Locate the word "name" in the data below, then copy every line that holds it.
* begin *
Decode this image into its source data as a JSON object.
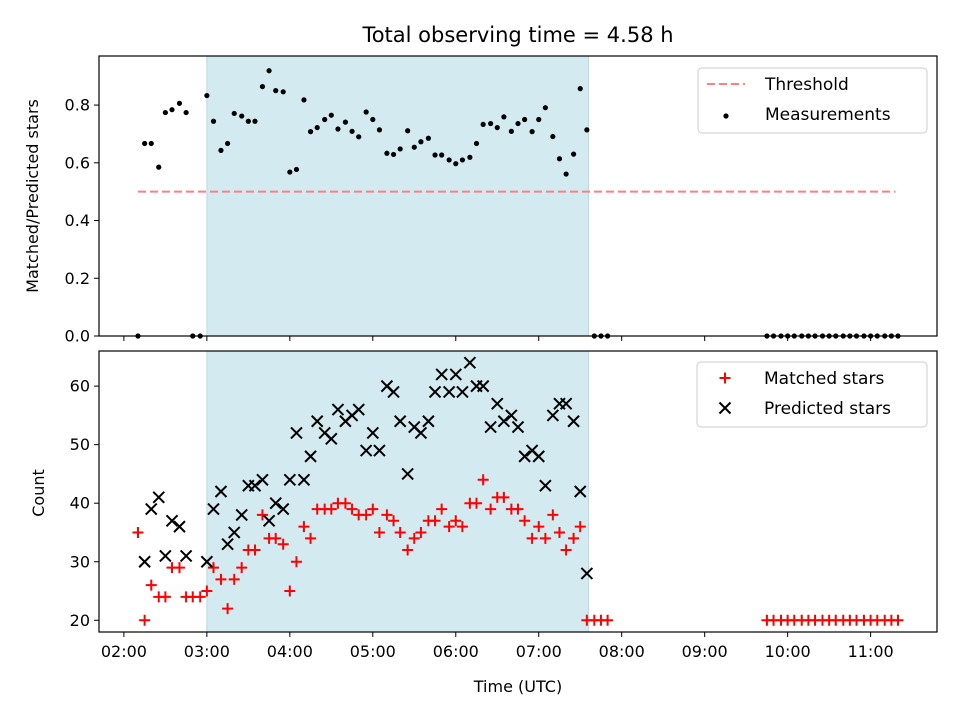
{
  "chart_data": [
    {
      "id": "top",
      "type": "scatter",
      "title": "Total observing time = 4.58 h",
      "xlabel": "",
      "ylabel": "Matched/Predicted stars",
      "ylim": [
        0,
        0.97
      ],
      "yticks": [
        0.0,
        0.2,
        0.4,
        0.6,
        0.8
      ],
      "ytick_labels": [
        "0.0",
        "0.2",
        "0.4",
        "0.6",
        "0.8"
      ],
      "x_unit": "hours UTC",
      "xlim": [
        1.7,
        11.8
      ],
      "shaded_span": [
        3.0,
        7.6
      ],
      "shade_color": "#d3eaf0",
      "legend": "top-right",
      "series": [
        {
          "name": "Threshold",
          "kind": "line",
          "style": "dashed",
          "color": "#ff7f7f",
          "x": [
            2.17,
            11.3
          ],
          "y": [
            0.5,
            0.5
          ]
        },
        {
          "name": "Measurements",
          "kind": "dots",
          "color": "#000000",
          "x": [
            2.17,
            2.25,
            2.33,
            2.42,
            2.5,
            2.58,
            2.67,
            2.75,
            2.83,
            2.92,
            3.0,
            3.08,
            3.17,
            3.25,
            3.33,
            3.42,
            3.5,
            3.58,
            3.67,
            3.75,
            3.83,
            3.92,
            4.0,
            4.08,
            4.17,
            4.25,
            4.33,
            4.42,
            4.5,
            4.58,
            4.67,
            4.75,
            4.83,
            4.92,
            5.0,
            5.08,
            5.17,
            5.25,
            5.33,
            5.42,
            5.5,
            5.58,
            5.67,
            5.75,
            5.83,
            5.92,
            6.0,
            6.08,
            6.17,
            6.25,
            6.33,
            6.42,
            6.5,
            6.58,
            6.67,
            6.75,
            6.83,
            6.92,
            7.0,
            7.08,
            7.17,
            7.25,
            7.33,
            7.42,
            7.5,
            7.58,
            7.67,
            7.75,
            7.83,
            9.75,
            9.83,
            9.92,
            10.0,
            10.08,
            10.17,
            10.25,
            10.33,
            10.42,
            10.5,
            10.58,
            10.67,
            10.75,
            10.83,
            10.92,
            11.0,
            11.08,
            11.17,
            11.25,
            11.33
          ],
          "y": [
            0.0,
            0.667,
            0.667,
            0.585,
            0.774,
            0.784,
            0.806,
            0.774,
            0.0,
            0.0,
            0.833,
            0.744,
            0.643,
            0.667,
            0.771,
            0.762,
            0.744,
            0.744,
            0.864,
            0.919,
            0.85,
            0.846,
            0.568,
            0.577,
            0.818,
            0.708,
            0.722,
            0.75,
            0.765,
            0.717,
            0.741,
            0.709,
            0.69,
            0.776,
            0.75,
            0.714,
            0.633,
            0.629,
            0.648,
            0.711,
            0.654,
            0.673,
            0.685,
            0.627,
            0.627,
            0.61,
            0.597,
            0.61,
            0.619,
            0.667,
            0.733,
            0.736,
            0.722,
            0.759,
            0.709,
            0.736,
            0.75,
            0.708,
            0.75,
            0.791,
            0.691,
            0.614,
            0.561,
            0.63,
            0.857,
            0.714,
            0.0,
            0.0,
            0.0,
            0.0,
            0.0,
            0.0,
            0.0,
            0.0,
            0.0,
            0.0,
            0.0,
            0.0,
            0.0,
            0.0,
            0.0,
            0.0,
            0.0,
            0.0,
            0.0,
            0.0,
            0.0,
            0.0,
            0.0
          ]
        }
      ]
    },
    {
      "id": "bottom",
      "type": "scatter",
      "title": "",
      "xlabel": "Time (UTC)",
      "ylabel": "Count",
      "ylim": [
        18,
        66
      ],
      "yticks": [
        20,
        30,
        40,
        50,
        60
      ],
      "ytick_labels": [
        "20",
        "30",
        "40",
        "50",
        "60"
      ],
      "x_unit": "hours UTC",
      "xlim": [
        1.7,
        11.8
      ],
      "xticks": [
        2,
        3,
        4,
        5,
        6,
        7,
        8,
        9,
        10,
        11
      ],
      "xtick_labels": [
        "02:00",
        "03:00",
        "04:00",
        "05:00",
        "06:00",
        "07:00",
        "08:00",
        "09:00",
        "10:00",
        "11:00"
      ],
      "shaded_span": [
        3.0,
        7.6
      ],
      "shade_color": "#d3eaf0",
      "legend": "top-right",
      "series": [
        {
          "name": "Matched stars",
          "kind": "plus",
          "color": "#ff0000",
          "x": [
            2.17,
            2.25,
            2.33,
            2.42,
            2.5,
            2.58,
            2.67,
            2.75,
            2.83,
            2.92,
            3.0,
            3.08,
            3.17,
            3.25,
            3.33,
            3.42,
            3.5,
            3.58,
            3.67,
            3.75,
            3.83,
            3.92,
            4.0,
            4.08,
            4.17,
            4.25,
            4.33,
            4.42,
            4.5,
            4.58,
            4.67,
            4.75,
            4.83,
            4.92,
            5.0,
            5.08,
            5.17,
            5.25,
            5.33,
            5.42,
            5.5,
            5.58,
            5.67,
            5.75,
            5.83,
            5.92,
            6.0,
            6.08,
            6.17,
            6.25,
            6.33,
            6.42,
            6.5,
            6.58,
            6.67,
            6.75,
            6.83,
            6.92,
            7.0,
            7.08,
            7.17,
            7.25,
            7.33,
            7.42,
            7.5,
            7.58,
            7.67,
            7.75,
            7.83,
            9.75,
            9.83,
            9.92,
            10.0,
            10.08,
            10.17,
            10.25,
            10.33,
            10.42,
            10.5,
            10.58,
            10.67,
            10.75,
            10.83,
            10.92,
            11.0,
            11.08,
            11.17,
            11.25,
            11.33
          ],
          "y": [
            35,
            20,
            26,
            24,
            24,
            29,
            29,
            24,
            24,
            24,
            25,
            29,
            27,
            22,
            27,
            29,
            32,
            32,
            38,
            34,
            34,
            33,
            25,
            30,
            36,
            34,
            39,
            39,
            39,
            40,
            40,
            39,
            38,
            38,
            39,
            35,
            38,
            37,
            35,
            32,
            34,
            35,
            37,
            37,
            39,
            36,
            37,
            36,
            40,
            40,
            44,
            39,
            41,
            41,
            39,
            39,
            37,
            34,
            36,
            34,
            38,
            35,
            32,
            34,
            36,
            20,
            20,
            20,
            20,
            20,
            20,
            20,
            20,
            20,
            20,
            20,
            20,
            20,
            20,
            20,
            20,
            20,
            20,
            20,
            20,
            20,
            20,
            20,
            20
          ]
        },
        {
          "name": "Predicted stars",
          "kind": "cross",
          "color": "#000000",
          "x": [
            2.25,
            2.33,
            2.42,
            2.5,
            2.58,
            2.67,
            2.75,
            3.0,
            3.08,
            3.17,
            3.25,
            3.33,
            3.42,
            3.5,
            3.58,
            3.67,
            3.75,
            3.83,
            3.92,
            4.0,
            4.08,
            4.17,
            4.25,
            4.33,
            4.42,
            4.5,
            4.58,
            4.67,
            4.75,
            4.83,
            4.92,
            5.0,
            5.08,
            5.17,
            5.25,
            5.33,
            5.42,
            5.5,
            5.58,
            5.67,
            5.75,
            5.83,
            5.92,
            6.0,
            6.08,
            6.17,
            6.25,
            6.33,
            6.42,
            6.5,
            6.58,
            6.67,
            6.75,
            6.83,
            6.92,
            7.0,
            7.08,
            7.17,
            7.25,
            7.33,
            7.42,
            7.5,
            7.58
          ],
          "y": [
            30,
            39,
            41,
            31,
            37,
            36,
            31,
            30,
            39,
            42,
            33,
            35,
            38,
            43,
            43,
            44,
            37,
            40,
            39,
            44,
            52,
            44,
            48,
            54,
            52,
            51,
            56,
            54,
            55,
            56,
            49,
            52,
            49,
            60,
            59,
            54,
            45,
            53,
            52,
            54,
            59,
            62,
            59,
            62,
            59,
            64,
            60,
            60,
            53,
            57,
            54,
            55,
            53,
            48,
            49,
            48,
            43,
            55,
            57,
            57,
            54,
            42,
            28
          ]
        }
      ]
    }
  ]
}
* end *
**Answer to the problem**
          "name": "Threshold",
          "name": "Measurements",
          "name": "Matched stars",
          "name": "Predicted stars",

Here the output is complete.